**WHAT YOU ARE ASKED TO DO:**
Filter the listing below, copying every line in which the word "fill" appears.

↓

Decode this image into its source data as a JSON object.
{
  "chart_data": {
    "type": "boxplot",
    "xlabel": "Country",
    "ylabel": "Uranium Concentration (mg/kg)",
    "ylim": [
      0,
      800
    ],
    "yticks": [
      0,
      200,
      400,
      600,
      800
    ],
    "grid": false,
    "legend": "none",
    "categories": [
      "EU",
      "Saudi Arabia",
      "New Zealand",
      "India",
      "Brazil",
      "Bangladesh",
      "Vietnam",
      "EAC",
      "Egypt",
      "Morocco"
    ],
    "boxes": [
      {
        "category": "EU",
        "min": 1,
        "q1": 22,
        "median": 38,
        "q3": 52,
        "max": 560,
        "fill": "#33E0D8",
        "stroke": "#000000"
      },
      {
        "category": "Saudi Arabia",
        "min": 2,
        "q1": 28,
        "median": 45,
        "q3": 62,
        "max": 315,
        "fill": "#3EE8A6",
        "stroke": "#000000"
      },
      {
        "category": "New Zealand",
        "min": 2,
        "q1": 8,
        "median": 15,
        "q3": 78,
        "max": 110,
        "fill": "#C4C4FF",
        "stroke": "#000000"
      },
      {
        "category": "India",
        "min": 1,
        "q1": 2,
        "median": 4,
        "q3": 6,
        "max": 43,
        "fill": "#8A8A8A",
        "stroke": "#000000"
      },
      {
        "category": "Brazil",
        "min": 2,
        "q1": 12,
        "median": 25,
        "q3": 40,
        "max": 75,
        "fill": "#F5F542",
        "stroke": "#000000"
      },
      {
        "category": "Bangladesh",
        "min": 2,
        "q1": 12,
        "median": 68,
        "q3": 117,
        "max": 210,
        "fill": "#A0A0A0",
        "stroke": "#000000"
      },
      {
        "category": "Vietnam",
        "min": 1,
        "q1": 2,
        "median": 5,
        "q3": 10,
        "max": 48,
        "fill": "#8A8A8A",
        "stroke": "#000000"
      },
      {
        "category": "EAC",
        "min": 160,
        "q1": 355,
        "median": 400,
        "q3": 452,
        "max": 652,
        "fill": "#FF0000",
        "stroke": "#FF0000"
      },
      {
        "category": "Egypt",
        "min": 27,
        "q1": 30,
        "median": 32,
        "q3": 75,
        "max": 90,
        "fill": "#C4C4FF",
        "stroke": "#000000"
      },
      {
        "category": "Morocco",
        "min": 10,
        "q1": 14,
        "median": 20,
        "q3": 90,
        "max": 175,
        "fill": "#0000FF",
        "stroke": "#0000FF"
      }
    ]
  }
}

↑

**ANSWER TO THE EXERCISE:**
        "fill": "#33E0D8",
        "fill": "#3EE8A6",
        "fill": "#C4C4FF",
        "fill": "#8A8A8A",
        "fill": "#F5F542",
        "fill": "#A0A0A0",
        "fill": "#8A8A8A",
        "fill": "#FF0000",
        "fill": "#C4C4FF",
        "fill": "#0000FF",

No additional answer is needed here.